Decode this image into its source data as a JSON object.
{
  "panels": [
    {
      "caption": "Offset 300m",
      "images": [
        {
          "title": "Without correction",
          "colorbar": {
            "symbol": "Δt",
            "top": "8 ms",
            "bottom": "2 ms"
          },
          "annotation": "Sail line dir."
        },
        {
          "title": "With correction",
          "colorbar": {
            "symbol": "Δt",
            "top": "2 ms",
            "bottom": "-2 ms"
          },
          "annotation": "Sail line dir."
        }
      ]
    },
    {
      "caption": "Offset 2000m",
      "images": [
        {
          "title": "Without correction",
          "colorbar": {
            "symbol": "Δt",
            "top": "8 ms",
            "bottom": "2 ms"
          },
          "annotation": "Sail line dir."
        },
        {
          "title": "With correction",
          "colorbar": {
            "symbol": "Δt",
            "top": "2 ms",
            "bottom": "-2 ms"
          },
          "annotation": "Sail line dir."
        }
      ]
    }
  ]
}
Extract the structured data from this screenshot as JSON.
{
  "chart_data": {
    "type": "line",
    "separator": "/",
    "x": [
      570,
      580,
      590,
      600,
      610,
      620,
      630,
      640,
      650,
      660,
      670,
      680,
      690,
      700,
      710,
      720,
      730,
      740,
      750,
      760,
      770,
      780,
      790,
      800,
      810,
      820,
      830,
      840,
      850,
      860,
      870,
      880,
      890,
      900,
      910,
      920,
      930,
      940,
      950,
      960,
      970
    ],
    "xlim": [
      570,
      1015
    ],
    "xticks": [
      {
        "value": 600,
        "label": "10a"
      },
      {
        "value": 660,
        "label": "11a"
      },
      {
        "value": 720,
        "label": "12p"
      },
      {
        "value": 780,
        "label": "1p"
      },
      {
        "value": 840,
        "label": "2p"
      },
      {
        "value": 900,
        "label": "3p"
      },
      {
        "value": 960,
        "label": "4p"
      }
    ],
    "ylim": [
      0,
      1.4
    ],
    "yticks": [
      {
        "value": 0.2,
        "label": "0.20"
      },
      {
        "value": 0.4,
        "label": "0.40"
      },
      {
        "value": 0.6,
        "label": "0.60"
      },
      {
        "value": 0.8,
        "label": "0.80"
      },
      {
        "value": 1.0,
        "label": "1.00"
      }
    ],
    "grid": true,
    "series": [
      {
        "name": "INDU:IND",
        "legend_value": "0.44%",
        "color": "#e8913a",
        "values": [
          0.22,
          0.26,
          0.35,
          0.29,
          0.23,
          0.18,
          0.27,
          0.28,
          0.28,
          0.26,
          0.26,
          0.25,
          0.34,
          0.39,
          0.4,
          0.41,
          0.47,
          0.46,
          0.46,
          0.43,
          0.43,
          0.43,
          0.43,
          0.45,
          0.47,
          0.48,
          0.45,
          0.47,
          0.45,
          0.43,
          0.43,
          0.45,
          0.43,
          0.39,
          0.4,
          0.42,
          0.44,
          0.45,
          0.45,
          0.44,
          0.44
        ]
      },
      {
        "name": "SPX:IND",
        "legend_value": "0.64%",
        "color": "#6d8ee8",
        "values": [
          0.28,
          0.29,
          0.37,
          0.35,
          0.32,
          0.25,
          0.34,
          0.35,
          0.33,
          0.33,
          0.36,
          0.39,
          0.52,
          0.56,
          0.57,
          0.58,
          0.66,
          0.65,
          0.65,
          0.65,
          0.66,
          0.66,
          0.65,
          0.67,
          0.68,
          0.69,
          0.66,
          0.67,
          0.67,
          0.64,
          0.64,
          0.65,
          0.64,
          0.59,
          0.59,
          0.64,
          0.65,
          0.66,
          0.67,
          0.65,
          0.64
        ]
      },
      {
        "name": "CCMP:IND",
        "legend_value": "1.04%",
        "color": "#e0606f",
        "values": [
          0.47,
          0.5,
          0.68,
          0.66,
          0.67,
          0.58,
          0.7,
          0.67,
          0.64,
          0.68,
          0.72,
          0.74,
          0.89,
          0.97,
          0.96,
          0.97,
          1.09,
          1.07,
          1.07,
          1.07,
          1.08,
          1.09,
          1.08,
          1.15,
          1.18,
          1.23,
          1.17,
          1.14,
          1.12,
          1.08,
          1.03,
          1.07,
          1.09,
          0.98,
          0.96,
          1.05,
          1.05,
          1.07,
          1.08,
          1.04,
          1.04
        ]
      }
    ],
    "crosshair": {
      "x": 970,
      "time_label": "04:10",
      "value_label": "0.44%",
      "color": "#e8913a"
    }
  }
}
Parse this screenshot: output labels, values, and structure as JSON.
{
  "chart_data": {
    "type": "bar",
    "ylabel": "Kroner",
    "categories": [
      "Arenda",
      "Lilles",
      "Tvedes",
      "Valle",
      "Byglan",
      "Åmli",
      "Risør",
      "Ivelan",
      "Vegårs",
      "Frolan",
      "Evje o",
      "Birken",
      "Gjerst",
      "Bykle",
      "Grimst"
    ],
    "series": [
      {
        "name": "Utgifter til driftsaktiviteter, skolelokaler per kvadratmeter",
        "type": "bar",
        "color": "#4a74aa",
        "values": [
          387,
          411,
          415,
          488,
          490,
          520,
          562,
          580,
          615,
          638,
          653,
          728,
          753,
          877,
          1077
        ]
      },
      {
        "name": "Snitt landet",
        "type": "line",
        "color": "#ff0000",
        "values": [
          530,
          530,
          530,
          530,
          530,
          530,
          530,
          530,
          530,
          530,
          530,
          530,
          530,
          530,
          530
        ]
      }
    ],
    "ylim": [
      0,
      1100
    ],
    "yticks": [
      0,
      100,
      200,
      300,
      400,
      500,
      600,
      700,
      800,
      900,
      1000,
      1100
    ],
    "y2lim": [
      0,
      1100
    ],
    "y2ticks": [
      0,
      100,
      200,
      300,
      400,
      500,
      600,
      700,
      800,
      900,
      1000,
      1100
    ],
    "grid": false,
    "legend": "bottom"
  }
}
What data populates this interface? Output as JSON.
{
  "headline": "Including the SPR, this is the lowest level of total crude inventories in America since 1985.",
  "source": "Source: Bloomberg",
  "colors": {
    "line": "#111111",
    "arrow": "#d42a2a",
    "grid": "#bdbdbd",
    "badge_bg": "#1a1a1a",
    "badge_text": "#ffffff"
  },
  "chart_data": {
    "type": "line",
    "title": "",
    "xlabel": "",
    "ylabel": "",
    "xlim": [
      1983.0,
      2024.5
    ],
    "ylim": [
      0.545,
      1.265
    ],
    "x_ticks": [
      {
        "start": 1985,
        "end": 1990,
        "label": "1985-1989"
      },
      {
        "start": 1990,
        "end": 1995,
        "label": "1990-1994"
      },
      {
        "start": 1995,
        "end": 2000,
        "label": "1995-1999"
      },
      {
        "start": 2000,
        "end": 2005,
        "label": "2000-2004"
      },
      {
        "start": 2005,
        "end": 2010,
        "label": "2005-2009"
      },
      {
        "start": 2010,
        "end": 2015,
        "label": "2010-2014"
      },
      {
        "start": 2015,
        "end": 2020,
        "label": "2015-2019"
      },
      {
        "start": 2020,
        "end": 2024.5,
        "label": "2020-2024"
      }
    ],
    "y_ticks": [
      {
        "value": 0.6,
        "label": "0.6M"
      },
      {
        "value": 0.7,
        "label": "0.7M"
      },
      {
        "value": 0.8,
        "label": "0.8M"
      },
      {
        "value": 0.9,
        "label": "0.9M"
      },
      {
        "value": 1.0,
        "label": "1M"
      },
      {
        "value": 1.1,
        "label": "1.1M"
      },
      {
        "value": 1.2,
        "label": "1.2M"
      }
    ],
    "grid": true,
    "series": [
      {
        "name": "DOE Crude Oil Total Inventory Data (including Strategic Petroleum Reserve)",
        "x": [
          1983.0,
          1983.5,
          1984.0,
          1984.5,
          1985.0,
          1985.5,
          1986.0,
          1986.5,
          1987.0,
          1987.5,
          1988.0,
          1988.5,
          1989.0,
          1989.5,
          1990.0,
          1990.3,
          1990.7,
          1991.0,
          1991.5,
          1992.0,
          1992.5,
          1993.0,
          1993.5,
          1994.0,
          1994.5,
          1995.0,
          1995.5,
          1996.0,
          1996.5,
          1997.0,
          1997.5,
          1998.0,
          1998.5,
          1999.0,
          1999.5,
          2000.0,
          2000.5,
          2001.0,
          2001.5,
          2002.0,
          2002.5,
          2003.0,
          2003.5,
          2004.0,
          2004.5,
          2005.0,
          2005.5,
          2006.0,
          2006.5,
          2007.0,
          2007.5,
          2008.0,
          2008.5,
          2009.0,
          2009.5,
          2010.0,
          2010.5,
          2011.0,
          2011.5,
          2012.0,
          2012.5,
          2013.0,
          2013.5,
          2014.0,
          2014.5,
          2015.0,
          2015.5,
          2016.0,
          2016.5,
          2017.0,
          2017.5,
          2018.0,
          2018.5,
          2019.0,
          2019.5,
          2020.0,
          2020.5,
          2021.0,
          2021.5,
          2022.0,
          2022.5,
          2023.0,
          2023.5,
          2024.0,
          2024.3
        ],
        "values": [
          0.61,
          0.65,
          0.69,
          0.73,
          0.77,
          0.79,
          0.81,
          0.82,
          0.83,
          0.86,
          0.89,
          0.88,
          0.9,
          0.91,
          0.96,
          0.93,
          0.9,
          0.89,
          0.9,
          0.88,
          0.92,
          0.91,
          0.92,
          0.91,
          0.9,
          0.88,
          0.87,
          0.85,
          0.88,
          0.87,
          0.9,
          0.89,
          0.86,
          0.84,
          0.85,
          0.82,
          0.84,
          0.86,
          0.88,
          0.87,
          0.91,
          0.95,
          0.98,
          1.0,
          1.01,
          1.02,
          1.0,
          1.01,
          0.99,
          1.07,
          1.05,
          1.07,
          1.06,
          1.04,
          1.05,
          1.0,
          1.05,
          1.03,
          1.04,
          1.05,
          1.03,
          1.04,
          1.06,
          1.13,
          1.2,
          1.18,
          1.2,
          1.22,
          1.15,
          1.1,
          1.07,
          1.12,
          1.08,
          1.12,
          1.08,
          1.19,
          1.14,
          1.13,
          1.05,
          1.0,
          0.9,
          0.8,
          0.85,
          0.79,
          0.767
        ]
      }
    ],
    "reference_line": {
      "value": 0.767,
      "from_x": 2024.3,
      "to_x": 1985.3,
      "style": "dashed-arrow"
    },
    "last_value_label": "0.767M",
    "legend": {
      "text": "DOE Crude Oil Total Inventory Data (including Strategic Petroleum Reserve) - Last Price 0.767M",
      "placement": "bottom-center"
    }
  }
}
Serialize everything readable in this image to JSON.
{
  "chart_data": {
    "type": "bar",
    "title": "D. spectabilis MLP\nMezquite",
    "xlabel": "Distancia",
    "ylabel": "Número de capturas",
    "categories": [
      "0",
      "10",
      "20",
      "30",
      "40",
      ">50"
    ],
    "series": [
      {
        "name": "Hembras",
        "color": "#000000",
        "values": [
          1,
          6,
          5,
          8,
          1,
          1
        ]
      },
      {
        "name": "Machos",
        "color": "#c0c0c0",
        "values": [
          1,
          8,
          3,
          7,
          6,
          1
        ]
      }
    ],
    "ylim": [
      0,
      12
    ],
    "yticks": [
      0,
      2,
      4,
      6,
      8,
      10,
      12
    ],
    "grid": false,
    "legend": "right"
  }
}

> **Short exercise**
List all lines where "Petroleum" occurs.

> **Correct response**
        "name": "DOE Crude Oil Total Inventory Data (including Strategic Petroleum Reserve)",
      "text": "DOE Crude Oil Total Inventory Data (including Strategic Petroleum Reserve) - Last Price 0.767M",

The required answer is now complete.